* **GOAL**:
Locate and copy each line in the data that contains the word "Ethereum".

+ + + +

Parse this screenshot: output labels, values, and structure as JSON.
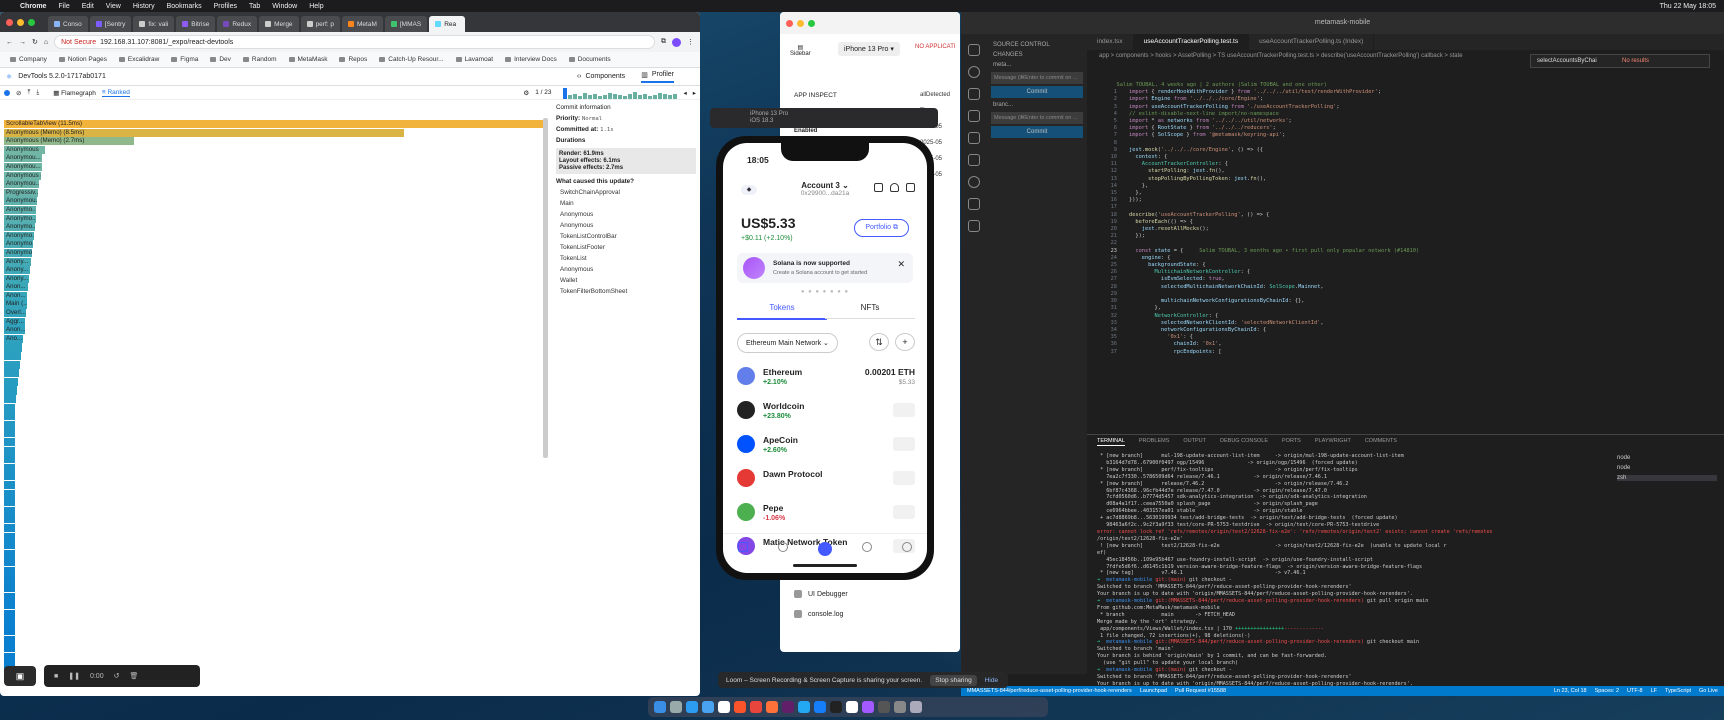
{
  "menubar": {
    "app": "Chrome",
    "items": [
      "File",
      "Edit",
      "View",
      "History",
      "Bookmarks",
      "Profiles",
      "Tab",
      "Window",
      "Help"
    ],
    "clock": "Thu 22 May 18:05"
  },
  "chrome": {
    "tabs": [
      "Conso",
      "[Sentry",
      "fix: vali",
      "Bitrise",
      "Redux",
      "Merge",
      "perf: p",
      "MetaM",
      "[MMAS",
      "Rea"
    ],
    "url_warning": "Not Secure",
    "url": "192.168.31.107:8081/_expo/react-devtools",
    "bookmarks": [
      "Company",
      "Notion Pages",
      "Excalidraw",
      "Figma",
      "Dev",
      "Random",
      "MetaMask",
      "Repos",
      "Catch-Up Resour...",
      "Lavamoat",
      "Interview Docs",
      "Documents"
    ],
    "devtools_version": "DevTools 5.2.0-1717ab0171",
    "tab_components": "Components",
    "tab_profiler": "Profiler",
    "toolbar": {
      "flamegraph": "Flamegraph",
      "ranked": "Ranked",
      "pager": "1 / 23"
    },
    "bars": [
      {
        "label": "ScrollableTabView (11.5ms)",
        "width": 100,
        "color": "#f2b33d"
      },
      {
        "label": "Anonymous (Memo) (8.5ms)",
        "width": 74,
        "color": "#d9b445"
      },
      {
        "label": "Anonymous (Memo) (2.7ms)",
        "width": 24,
        "color": "#8fb98a"
      },
      {
        "label": "Anonymous",
        "width": 7.5,
        "color": "#72b7a6"
      },
      {
        "label": "Anonymou...",
        "width": 7,
        "color": "#6fb6a7"
      },
      {
        "label": "Anonymou...",
        "width": 7,
        "color": "#6fb6a7"
      },
      {
        "label": "Anonymous (Ma...",
        "width": 6.8,
        "color": "#6cb5a8"
      },
      {
        "label": "Anonymou...",
        "width": 6.5,
        "color": "#6ab3a9"
      },
      {
        "label": "Progressiv...",
        "width": 6.3,
        "color": "#68b2aa"
      },
      {
        "label": "Anonymou...",
        "width": 6.2,
        "color": "#5fb1ad"
      },
      {
        "label": "Anonymo...",
        "width": 6,
        "color": "#5bb0ae"
      },
      {
        "label": "Anonymo...",
        "width": 6,
        "color": "#56afb0"
      },
      {
        "label": "Anonymo...",
        "width": 5.8,
        "color": "#52aeb1"
      },
      {
        "label": "Anonymo...",
        "width": 5.6,
        "color": "#4eadb3"
      },
      {
        "label": "Anonymo...",
        "width": 5.4,
        "color": "#4aacb4"
      },
      {
        "label": "Anonymo...",
        "width": 5.2,
        "color": "#46abb5"
      },
      {
        "label": "Anony...",
        "width": 5,
        "color": "#43aab6"
      },
      {
        "label": "Anony...",
        "width": 4.8,
        "color": "#40a9b7"
      },
      {
        "label": "Anony...",
        "width": 4.6,
        "color": "#3da8b8"
      },
      {
        "label": "Anon...",
        "width": 4.4,
        "color": "#3aa7b9"
      },
      {
        "label": "Anon...",
        "width": 4.3,
        "color": "#38a6ba"
      },
      {
        "label": "Main (...",
        "width": 4.2,
        "color": "#36a5bb"
      },
      {
        "label": "Overl...",
        "width": 4,
        "color": "#34a4bc"
      },
      {
        "label": "Aggr...",
        "width": 3.9,
        "color": "#32a3bc"
      },
      {
        "label": "Anon...",
        "width": 3.8,
        "color": "#30a2bd"
      },
      {
        "label": "Ano...",
        "width": 3.6,
        "color": "#2ea1be"
      },
      {
        "label": "",
        "width": 3.4,
        "color": "#2ca0bf"
      },
      {
        "label": "",
        "width": 3.2,
        "color": "#2a9fc0"
      },
      {
        "label": "",
        "width": 3,
        "color": "#299ec0"
      },
      {
        "label": "",
        "width": 2.8,
        "color": "#289dc1"
      },
      {
        "label": "",
        "width": 2.6,
        "color": "#279cc1"
      },
      {
        "label": "",
        "width": 2.4,
        "color": "#269bc2"
      },
      {
        "label": "",
        "width": 2.2,
        "color": "#259ac2"
      },
      {
        "label": "",
        "width": 2,
        "color": "#2499c3"
      },
      {
        "label": "",
        "width": 2,
        "color": "#2398c3"
      },
      {
        "label": "",
        "width": 2,
        "color": "#2297c4"
      },
      {
        "label": "",
        "width": 2,
        "color": "#2196c4"
      },
      {
        "label": "",
        "width": 2,
        "color": "#2095c5"
      },
      {
        "label": "",
        "width": 2,
        "color": "#1f94c5"
      },
      {
        "label": "",
        "width": 2,
        "color": "#1e93c6"
      },
      {
        "label": "",
        "width": 2,
        "color": "#1d92c6"
      },
      {
        "label": "",
        "width": 2,
        "color": "#1c91c7"
      },
      {
        "label": "",
        "width": 2,
        "color": "#1b90c7"
      },
      {
        "label": "",
        "width": 2,
        "color": "#1a8fc8"
      },
      {
        "label": "",
        "width": 2,
        "color": "#198ec8"
      },
      {
        "label": "",
        "width": 2,
        "color": "#188dc9"
      },
      {
        "label": "",
        "width": 2,
        "color": "#178cc9"
      },
      {
        "label": "",
        "width": 2,
        "color": "#168bca"
      },
      {
        "label": "",
        "width": 2,
        "color": "#158aca"
      },
      {
        "label": "",
        "width": 2,
        "color": "#1489cb"
      },
      {
        "label": "",
        "width": 2,
        "color": "#1388cb"
      },
      {
        "label": "",
        "width": 2,
        "color": "#1287cc"
      },
      {
        "label": "",
        "width": 2,
        "color": "#1186cc"
      },
      {
        "label": "",
        "width": 2,
        "color": "#1085cd"
      },
      {
        "label": "",
        "width": 2,
        "color": "#0f84cd"
      },
      {
        "label": "",
        "width": 2,
        "color": "#0e83ce"
      },
      {
        "label": "",
        "width": 2,
        "color": "#0d82ce"
      },
      {
        "label": "",
        "width": 2,
        "color": "#0c81cf"
      },
      {
        "label": "",
        "width": 2,
        "color": "#0b80cf"
      },
      {
        "label": "",
        "width": 2,
        "color": "#0a7fd0"
      },
      {
        "label": "",
        "width": 2,
        "color": "#0a7fd0"
      },
      {
        "label": "",
        "width": 2,
        "color": "#0a7fd0"
      },
      {
        "label": "",
        "width": 2,
        "color": "#0a7fd0"
      },
      {
        "label": "",
        "width": 2,
        "color": "#0a7fd0"
      }
    ],
    "commit": {
      "title": "Commit information",
      "priority_label": "Priority:",
      "priority": "Normal",
      "committed_label": "Committed at:",
      "committed": "1.1s",
      "durations": "Durations",
      "render": "Render: 61.9ms",
      "layout": "Layout effects: 6.1ms",
      "passive": "Passive effects: 2.7ms",
      "cause_title": "What caused this update?",
      "causes": [
        "SwitchChainApproval",
        "Main",
        "Anonymous",
        "Anonymous",
        "TokenListControlBar",
        "TokenListFooter",
        "TokenList",
        "Anonymous",
        "Wallet",
        "TokenFilterBottomSheet"
      ]
    },
    "loom_time": "0:00"
  },
  "inspect": {
    "sidebar": "Sidebar",
    "device": "iPhone 13 Pro",
    "na": "NO APPLICATI",
    "title": "APP INSPECT",
    "detected": "allDetected",
    "col": "Time",
    "rows": [
      "2025-05",
      "2025-05",
      "2025-05",
      "2025-05"
    ],
    "enabled": "Enabled",
    "ui_debugger": "UI Debugger",
    "console": "console.log"
  },
  "sim": {
    "title": "iPhone 13 Pro",
    "sub": "iOS 18.3"
  },
  "phone": {
    "time": "18:05",
    "account": "Account 3",
    "address": "0x29900...da21a",
    "balance": "US$5.33",
    "delta": "+$0.11 (+2.10%)",
    "portfolio": "Portfolio",
    "banner_title": "Solana is now supported",
    "banner_sub": "Create a Solana account to get started",
    "pager": "● ● ● ● ● ● ●",
    "tab_tokens": "Tokens",
    "tab_nfts": "NFTs",
    "network": "Ethereum Main Network",
    "tokens": [
      {
        "name": "Ethereum",
        "change": "+2.10%",
        "value": "0.00201 ETH",
        "fiat": "$5.33",
        "color": "#627eea",
        "neg": false
      },
      {
        "name": "Worldcoin",
        "change": "+23.80%",
        "value": "",
        "fiat": "",
        "color": "#222",
        "neg": false
      },
      {
        "name": "ApeCoin",
        "change": "+2.60%",
        "value": "",
        "fiat": "",
        "color": "#0052ff",
        "neg": false
      },
      {
        "name": "Dawn Protocol",
        "change": "",
        "value": "",
        "fiat": "",
        "color": "#e53935",
        "neg": false
      },
      {
        "name": "Pepe",
        "change": "-1.06%",
        "value": "",
        "fiat": "",
        "color": "#4caf50",
        "neg": true
      },
      {
        "name": "Matic Network Token",
        "change": "",
        "value": "",
        "fiat": "",
        "color": "#8247e5",
        "neg": false
      }
    ]
  },
  "vscode": {
    "title": "metamask-mobile",
    "sc": "SOURCE CONTROL",
    "changes": "CHANGES",
    "repo1": "meta...",
    "repo2": "branc...",
    "msg": "Message (⌘Enter to commit on ...",
    "commit": "Commit",
    "tabs": [
      "index.tsx",
      "useAccountTrackerPolling.test.ts",
      "useAccountTrackerPolling.ts (Index)"
    ],
    "crumbs": "app > components > hooks > AssetPolling > TS useAccountTrackerPolling.test.ts > describe('useAccountTrackerPolling') callback > state",
    "find": "selectAccountsByChai",
    "noresults": "No results",
    "terminal_tabs": [
      "TERMINAL",
      "PROBLEMS",
      "OUTPUT",
      "DEBUG CONSOLE",
      "PORTS",
      "PLAYWRIGHT",
      "COMMENTS"
    ],
    "shells": [
      "node",
      "node",
      "zsh"
    ],
    "status": [
      "MMASSETS-844/perf/reduce-asset-polling-provider-hook-rerenders",
      "Launchpad",
      "Pull Request #15588",
      "Ln 23, Col 18",
      "Spaces: 2",
      "UTF-8",
      "LF",
      "TypeScript",
      "Go Live"
    ]
  },
  "share": {
    "text": "Loom – Screen Recording & Screen Capture is sharing your screen.",
    "stop": "Stop sharing",
    "hide": "Hide"
  }
}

+ + + +

* **EXERCISE OUTPUT**:
    "network": "Ethereum Main Network",
        "name": "Ethereum",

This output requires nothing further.